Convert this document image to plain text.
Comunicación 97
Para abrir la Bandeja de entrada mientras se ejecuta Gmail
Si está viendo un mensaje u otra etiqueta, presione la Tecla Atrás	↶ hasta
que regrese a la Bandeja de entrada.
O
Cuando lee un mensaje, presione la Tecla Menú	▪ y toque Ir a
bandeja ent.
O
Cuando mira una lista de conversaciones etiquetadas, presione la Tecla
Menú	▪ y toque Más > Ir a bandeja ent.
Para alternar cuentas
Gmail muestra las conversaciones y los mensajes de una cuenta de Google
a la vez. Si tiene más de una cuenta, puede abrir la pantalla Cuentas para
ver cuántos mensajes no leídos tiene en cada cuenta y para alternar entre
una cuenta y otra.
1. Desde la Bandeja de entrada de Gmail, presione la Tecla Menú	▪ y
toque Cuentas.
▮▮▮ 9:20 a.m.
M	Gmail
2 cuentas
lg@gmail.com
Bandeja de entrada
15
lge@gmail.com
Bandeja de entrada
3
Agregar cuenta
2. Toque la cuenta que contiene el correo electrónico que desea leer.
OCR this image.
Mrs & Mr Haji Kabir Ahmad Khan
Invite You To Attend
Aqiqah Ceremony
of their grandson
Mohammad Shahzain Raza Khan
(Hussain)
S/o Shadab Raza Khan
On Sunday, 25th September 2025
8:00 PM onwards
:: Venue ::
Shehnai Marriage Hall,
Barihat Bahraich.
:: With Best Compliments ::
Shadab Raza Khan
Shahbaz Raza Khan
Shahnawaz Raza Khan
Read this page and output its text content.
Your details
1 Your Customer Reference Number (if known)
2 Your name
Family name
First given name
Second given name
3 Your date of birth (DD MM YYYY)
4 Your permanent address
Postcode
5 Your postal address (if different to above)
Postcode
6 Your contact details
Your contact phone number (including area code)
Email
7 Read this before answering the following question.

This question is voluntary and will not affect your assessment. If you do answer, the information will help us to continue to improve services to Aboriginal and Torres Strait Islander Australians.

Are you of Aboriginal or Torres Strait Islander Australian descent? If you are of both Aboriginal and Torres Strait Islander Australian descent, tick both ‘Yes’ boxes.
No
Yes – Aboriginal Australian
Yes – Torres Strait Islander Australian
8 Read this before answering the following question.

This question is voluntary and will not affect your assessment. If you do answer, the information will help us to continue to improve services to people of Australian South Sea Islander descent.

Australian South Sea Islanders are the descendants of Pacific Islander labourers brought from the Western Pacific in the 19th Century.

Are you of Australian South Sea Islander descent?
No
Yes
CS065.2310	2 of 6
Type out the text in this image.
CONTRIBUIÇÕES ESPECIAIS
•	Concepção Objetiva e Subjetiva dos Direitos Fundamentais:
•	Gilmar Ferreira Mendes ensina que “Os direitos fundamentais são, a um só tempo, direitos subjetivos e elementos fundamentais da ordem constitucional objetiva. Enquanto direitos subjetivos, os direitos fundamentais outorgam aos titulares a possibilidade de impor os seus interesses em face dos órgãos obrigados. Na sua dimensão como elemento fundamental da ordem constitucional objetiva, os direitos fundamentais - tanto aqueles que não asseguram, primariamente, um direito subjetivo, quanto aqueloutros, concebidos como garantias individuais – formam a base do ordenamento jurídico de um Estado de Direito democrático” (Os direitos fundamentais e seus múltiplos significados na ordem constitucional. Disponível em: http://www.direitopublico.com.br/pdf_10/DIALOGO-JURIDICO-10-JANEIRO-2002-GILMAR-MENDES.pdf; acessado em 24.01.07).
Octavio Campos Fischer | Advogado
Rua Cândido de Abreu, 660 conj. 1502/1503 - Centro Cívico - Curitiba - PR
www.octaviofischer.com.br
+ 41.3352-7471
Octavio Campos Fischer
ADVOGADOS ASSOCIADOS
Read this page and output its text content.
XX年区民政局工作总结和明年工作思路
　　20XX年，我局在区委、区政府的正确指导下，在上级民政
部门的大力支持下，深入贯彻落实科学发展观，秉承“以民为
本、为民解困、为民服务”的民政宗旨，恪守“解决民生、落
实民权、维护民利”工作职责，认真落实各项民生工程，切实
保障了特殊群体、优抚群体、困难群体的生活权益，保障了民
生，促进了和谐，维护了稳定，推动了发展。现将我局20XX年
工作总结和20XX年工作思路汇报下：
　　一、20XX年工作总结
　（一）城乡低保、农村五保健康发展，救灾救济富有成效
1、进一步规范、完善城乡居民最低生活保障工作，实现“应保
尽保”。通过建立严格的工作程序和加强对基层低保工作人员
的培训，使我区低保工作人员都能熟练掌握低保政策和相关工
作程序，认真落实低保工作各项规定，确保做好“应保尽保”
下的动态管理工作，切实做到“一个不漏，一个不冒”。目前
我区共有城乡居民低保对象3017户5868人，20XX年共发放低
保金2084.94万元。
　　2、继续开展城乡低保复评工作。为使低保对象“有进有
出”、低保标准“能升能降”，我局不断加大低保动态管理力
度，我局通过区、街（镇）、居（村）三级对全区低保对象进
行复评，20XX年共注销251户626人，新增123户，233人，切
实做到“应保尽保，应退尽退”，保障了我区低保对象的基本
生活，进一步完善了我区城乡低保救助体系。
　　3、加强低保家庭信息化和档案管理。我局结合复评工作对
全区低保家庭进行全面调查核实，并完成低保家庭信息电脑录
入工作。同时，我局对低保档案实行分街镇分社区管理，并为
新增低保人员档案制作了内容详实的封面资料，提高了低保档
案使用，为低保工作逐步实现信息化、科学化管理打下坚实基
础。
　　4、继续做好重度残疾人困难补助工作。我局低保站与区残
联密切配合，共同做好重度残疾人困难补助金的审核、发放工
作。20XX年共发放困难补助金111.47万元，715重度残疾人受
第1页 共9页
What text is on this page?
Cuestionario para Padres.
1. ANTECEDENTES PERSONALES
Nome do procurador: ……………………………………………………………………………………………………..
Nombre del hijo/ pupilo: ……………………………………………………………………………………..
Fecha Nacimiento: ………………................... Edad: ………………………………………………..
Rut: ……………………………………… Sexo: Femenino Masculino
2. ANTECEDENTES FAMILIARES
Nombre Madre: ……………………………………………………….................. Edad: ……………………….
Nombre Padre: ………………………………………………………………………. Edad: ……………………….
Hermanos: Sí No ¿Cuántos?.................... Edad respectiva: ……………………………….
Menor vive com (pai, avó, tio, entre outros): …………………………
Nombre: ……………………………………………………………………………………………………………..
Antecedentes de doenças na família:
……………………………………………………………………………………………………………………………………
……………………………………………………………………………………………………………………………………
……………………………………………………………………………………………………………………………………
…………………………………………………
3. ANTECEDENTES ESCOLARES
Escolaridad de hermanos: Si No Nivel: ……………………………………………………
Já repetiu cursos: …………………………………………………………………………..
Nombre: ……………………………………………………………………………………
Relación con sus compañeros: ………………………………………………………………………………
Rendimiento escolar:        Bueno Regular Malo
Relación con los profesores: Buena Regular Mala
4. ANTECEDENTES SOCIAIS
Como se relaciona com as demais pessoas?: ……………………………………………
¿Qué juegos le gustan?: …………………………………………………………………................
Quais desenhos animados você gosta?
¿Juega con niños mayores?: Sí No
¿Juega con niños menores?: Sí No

- - -

▶ _Instruction_:
Every line of the records that includes the word "Read" should be gathered.

▶ _Answer_:
Read this page and output its text content.
7 Read this before answering the following question.
8 Read this before answering the following question.
Read this page and output its text content.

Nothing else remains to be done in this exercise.